*Dataset:*

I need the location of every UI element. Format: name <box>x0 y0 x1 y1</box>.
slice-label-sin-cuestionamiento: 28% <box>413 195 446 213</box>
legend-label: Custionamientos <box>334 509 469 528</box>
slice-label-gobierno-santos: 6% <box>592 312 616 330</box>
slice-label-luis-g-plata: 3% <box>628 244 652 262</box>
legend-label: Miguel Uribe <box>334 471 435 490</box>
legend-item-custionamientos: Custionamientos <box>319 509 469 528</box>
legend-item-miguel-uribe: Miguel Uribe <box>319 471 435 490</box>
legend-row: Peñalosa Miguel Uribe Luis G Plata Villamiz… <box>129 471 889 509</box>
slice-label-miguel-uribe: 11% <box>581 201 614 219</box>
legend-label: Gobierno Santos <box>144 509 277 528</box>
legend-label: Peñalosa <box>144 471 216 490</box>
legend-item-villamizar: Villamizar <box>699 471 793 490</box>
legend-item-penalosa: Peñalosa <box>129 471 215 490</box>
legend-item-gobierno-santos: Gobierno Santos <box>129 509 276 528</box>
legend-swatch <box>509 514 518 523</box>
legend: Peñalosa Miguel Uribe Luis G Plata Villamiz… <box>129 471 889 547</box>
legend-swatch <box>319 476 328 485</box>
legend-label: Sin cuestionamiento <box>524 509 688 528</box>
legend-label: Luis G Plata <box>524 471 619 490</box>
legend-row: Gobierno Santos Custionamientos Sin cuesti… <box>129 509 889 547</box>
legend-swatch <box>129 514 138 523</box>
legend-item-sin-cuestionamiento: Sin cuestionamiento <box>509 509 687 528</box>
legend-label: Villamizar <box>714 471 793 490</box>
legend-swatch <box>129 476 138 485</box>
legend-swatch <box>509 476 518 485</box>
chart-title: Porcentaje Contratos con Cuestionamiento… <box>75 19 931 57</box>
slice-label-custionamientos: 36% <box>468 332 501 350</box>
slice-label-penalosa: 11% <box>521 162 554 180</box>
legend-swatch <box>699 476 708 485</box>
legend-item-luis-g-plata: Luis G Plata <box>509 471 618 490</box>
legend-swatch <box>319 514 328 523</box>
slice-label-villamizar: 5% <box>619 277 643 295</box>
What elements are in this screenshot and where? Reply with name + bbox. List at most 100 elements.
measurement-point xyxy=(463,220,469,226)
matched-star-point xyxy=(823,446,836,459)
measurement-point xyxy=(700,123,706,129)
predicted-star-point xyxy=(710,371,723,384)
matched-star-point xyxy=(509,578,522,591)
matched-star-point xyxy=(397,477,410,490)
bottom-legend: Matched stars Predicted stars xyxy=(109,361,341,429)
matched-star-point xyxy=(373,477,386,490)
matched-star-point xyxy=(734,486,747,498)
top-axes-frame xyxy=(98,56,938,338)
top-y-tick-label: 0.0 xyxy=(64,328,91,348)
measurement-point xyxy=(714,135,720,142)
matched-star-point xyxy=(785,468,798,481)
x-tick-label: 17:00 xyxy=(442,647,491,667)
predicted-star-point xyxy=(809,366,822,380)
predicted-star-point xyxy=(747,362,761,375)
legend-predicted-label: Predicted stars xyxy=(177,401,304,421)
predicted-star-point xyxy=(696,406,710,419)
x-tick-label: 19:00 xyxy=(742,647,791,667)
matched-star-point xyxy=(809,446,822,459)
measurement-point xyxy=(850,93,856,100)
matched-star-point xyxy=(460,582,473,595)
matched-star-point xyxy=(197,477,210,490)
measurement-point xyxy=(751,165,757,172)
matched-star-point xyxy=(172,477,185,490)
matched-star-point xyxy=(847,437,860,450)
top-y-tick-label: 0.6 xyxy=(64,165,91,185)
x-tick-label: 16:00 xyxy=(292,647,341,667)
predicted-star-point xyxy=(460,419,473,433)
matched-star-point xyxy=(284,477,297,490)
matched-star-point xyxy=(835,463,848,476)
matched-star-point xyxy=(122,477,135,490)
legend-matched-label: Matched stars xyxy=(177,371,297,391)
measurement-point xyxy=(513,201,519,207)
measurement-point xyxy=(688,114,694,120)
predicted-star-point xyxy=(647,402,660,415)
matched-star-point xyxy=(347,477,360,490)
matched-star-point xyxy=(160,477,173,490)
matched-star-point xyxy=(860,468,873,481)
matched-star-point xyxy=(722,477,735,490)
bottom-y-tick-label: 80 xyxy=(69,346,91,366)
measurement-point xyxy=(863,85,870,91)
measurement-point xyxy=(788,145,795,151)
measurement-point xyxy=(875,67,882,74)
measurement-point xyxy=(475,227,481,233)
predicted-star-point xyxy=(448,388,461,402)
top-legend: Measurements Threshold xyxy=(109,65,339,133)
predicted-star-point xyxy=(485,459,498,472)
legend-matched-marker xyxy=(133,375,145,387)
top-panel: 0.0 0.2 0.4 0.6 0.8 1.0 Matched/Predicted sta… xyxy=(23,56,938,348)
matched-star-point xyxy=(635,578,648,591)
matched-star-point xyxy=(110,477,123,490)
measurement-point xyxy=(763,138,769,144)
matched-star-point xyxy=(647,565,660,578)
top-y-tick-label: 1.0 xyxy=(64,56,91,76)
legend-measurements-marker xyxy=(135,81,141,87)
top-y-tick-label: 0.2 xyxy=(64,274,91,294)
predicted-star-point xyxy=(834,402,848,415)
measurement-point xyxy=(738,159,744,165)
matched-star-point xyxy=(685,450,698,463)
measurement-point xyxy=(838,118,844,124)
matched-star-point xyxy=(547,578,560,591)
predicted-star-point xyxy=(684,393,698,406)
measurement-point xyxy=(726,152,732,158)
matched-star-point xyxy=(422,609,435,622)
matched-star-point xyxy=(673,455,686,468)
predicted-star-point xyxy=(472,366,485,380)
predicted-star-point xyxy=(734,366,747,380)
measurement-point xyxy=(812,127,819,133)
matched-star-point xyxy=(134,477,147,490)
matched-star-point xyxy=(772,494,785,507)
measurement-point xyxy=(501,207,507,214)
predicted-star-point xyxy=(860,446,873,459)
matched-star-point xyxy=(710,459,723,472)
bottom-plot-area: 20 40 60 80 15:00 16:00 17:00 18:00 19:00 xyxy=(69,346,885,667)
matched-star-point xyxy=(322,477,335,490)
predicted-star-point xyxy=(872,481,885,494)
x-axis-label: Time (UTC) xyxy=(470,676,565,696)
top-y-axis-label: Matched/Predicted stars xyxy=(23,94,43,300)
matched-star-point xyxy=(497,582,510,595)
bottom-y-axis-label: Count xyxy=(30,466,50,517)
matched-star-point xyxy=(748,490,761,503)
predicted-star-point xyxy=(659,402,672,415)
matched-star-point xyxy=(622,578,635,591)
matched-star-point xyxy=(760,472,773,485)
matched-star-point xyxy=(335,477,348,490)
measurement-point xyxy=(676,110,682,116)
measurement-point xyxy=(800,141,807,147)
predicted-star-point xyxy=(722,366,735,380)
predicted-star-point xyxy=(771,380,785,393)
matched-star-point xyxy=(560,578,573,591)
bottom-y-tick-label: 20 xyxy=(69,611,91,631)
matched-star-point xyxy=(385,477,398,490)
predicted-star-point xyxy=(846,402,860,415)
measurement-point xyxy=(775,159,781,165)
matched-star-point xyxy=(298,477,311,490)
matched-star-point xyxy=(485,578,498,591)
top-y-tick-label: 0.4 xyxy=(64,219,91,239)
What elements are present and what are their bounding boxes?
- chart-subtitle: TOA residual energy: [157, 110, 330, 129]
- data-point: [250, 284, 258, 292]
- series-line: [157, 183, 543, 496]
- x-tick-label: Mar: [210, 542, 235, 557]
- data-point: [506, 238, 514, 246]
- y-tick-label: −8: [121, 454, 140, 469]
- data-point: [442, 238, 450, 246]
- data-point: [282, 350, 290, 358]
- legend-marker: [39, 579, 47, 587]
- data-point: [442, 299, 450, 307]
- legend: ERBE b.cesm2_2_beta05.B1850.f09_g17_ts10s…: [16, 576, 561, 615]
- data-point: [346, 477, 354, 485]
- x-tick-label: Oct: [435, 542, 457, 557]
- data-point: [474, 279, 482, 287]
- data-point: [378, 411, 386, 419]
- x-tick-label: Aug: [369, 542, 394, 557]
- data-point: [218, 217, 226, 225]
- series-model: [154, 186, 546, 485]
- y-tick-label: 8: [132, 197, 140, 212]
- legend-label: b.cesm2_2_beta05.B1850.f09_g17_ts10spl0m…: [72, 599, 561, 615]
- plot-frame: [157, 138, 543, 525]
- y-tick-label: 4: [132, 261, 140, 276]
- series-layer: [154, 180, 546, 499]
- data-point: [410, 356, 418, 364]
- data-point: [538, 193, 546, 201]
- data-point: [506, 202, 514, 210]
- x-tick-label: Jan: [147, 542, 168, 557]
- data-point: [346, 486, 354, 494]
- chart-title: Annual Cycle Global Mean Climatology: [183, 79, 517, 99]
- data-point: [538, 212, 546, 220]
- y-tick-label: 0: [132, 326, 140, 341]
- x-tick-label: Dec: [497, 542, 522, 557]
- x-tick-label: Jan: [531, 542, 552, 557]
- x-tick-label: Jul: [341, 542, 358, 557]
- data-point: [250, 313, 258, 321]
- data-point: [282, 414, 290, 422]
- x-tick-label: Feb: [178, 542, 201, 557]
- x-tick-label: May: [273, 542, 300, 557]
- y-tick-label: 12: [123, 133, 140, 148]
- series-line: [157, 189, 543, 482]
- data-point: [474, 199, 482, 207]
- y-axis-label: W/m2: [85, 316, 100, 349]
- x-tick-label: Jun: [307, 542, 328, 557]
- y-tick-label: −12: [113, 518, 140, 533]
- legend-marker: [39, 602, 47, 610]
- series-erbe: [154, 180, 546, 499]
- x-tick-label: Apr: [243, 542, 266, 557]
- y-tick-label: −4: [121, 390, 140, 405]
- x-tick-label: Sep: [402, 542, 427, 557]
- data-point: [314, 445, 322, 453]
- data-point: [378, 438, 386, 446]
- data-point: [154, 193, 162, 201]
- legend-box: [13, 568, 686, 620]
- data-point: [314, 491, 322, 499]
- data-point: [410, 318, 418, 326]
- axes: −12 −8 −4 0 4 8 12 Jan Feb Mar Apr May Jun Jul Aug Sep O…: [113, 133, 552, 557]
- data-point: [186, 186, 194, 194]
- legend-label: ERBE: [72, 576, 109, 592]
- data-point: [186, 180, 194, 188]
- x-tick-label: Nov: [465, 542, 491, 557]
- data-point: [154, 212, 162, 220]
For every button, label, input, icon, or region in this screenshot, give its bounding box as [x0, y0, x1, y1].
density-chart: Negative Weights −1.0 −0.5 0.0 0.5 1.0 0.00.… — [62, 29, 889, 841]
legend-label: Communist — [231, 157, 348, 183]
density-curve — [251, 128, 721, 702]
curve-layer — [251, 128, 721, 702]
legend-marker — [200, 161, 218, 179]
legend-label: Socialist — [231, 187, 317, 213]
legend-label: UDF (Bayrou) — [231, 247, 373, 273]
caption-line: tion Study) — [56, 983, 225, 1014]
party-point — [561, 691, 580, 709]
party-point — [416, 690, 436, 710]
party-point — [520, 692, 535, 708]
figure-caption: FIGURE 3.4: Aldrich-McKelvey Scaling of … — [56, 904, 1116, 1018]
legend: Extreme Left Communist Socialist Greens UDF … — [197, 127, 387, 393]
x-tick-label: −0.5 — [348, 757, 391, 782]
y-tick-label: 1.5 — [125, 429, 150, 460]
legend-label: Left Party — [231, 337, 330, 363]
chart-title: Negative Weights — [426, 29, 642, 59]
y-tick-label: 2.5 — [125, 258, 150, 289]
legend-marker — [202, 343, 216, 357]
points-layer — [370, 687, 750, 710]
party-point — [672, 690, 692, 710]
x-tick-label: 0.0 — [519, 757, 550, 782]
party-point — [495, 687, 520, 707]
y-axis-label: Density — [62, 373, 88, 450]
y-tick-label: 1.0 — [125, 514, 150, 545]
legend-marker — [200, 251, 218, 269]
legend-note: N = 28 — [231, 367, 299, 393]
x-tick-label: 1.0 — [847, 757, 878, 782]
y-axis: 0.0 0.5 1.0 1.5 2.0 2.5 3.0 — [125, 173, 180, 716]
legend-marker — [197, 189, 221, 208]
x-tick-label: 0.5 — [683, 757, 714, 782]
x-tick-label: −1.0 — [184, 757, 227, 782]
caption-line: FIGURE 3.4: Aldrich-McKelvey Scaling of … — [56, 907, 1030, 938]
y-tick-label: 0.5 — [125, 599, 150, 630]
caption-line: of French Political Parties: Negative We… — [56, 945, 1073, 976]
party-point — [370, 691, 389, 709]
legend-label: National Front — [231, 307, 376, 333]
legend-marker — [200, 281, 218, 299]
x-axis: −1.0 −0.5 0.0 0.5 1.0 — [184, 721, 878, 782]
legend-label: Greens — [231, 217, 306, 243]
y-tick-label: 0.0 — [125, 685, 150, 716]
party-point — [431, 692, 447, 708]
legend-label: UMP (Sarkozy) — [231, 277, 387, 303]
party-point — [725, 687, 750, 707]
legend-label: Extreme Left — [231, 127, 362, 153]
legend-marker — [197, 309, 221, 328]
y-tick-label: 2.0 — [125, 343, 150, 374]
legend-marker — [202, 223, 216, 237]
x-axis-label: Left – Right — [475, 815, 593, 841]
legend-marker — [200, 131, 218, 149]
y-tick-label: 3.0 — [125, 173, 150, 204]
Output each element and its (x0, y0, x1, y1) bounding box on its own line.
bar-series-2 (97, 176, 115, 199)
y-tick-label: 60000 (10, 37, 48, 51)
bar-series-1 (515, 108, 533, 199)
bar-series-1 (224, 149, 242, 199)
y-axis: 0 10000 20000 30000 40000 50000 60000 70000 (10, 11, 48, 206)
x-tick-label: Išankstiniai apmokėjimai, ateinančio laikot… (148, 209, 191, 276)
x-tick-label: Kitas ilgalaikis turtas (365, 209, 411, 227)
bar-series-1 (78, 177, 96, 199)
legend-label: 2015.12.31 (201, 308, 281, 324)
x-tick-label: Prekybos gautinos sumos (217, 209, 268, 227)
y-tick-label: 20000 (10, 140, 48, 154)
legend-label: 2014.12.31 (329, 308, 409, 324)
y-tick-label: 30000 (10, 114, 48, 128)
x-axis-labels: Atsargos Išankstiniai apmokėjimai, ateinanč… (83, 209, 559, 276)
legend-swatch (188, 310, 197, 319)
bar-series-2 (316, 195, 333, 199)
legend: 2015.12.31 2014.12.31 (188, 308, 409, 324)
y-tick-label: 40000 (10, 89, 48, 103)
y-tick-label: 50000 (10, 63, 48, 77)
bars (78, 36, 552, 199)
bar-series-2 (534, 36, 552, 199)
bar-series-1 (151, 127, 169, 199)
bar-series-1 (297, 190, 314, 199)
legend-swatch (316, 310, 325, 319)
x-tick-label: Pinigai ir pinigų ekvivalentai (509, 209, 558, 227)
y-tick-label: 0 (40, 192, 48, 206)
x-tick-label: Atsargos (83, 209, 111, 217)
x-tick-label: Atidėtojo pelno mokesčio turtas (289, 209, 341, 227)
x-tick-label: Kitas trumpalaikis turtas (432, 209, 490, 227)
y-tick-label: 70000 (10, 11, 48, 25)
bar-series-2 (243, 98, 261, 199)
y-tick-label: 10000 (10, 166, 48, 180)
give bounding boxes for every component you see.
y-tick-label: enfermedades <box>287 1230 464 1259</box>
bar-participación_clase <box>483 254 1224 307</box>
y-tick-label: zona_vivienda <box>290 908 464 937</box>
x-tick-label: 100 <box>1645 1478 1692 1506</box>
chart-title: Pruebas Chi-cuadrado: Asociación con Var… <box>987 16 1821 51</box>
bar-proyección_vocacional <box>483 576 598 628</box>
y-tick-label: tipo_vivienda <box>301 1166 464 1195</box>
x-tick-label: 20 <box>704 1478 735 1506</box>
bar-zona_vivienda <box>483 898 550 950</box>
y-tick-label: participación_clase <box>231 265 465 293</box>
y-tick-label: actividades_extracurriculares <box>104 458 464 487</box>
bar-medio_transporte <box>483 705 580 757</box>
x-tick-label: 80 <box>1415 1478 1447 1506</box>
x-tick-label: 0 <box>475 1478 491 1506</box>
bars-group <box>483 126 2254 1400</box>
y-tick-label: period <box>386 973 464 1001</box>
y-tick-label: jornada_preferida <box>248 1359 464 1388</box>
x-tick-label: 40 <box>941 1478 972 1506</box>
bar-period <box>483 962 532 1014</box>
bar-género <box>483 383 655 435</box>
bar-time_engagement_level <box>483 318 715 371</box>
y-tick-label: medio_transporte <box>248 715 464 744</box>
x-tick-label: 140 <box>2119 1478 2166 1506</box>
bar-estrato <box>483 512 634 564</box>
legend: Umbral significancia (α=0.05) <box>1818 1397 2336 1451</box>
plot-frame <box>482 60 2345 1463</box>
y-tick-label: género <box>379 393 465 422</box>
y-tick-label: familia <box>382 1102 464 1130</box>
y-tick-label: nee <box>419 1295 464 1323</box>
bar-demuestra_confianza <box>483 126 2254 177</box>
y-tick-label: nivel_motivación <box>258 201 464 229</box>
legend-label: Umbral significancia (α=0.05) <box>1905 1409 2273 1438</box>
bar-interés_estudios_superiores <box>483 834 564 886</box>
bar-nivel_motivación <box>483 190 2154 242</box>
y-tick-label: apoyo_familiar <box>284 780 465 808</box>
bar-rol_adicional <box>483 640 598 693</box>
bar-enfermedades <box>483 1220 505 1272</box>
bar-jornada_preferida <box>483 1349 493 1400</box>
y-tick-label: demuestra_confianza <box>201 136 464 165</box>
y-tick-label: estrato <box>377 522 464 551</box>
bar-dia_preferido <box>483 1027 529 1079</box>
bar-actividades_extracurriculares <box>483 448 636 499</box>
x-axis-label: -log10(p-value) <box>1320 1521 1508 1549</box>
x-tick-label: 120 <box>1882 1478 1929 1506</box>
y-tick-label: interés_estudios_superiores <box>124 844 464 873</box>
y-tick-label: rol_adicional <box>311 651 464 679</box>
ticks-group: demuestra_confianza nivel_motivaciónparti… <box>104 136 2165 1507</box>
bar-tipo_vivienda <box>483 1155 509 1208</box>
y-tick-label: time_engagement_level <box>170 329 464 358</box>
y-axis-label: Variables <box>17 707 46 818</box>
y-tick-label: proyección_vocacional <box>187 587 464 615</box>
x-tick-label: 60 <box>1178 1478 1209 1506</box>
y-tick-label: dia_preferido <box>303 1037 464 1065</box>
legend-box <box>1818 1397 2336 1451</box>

*Task objective:*
Turn the items from the start through the line containing "legend-label: Peñalosa <box>144" into a Markdown table with the columns Row and Item line, one row per line, skipping any blank lines.

*Task response:*
| Row | Item line |
|---|---|
| 1 | I need the location of every UI element. Format: name <box>x0 y0 x1 y1</box>. |
| 2 | slice-label-sin-cuestionamiento: 28% <box>413 195 446 213</box> |
| 3 | legend-label: Custionamientos <box>334 509 469 528</box> |
| 4 | slice-label-gobierno-santos: 6% <box>592 312 616 330</box> |
| 5 | slice-label-luis-g-plata: 3% <box>628 244 652 262</box> |
| 6 | legend-label: Miguel Uribe <box>334 471 435 490</box> |
| 7 | legend-item-custionamientos: Custionamientos <box>319 509 469 528</box> |
| 8 | legend-item-miguel-uribe: Miguel Uribe <box>319 471 435 490</box> |
| 9 | legend-row: Peñalosa Miguel Uribe Luis G Plata Villamiz… <box>129 471 889 509</box> |
| 10 | slice-label-miguel-uribe: 11% <box>581 201 614 219</box> |
| 11 | legend-label: Gobierno Santos <box>144 509 277 528</box> |
| 12 | legend-label: Peñalosa <box>144 471 216 490</box> |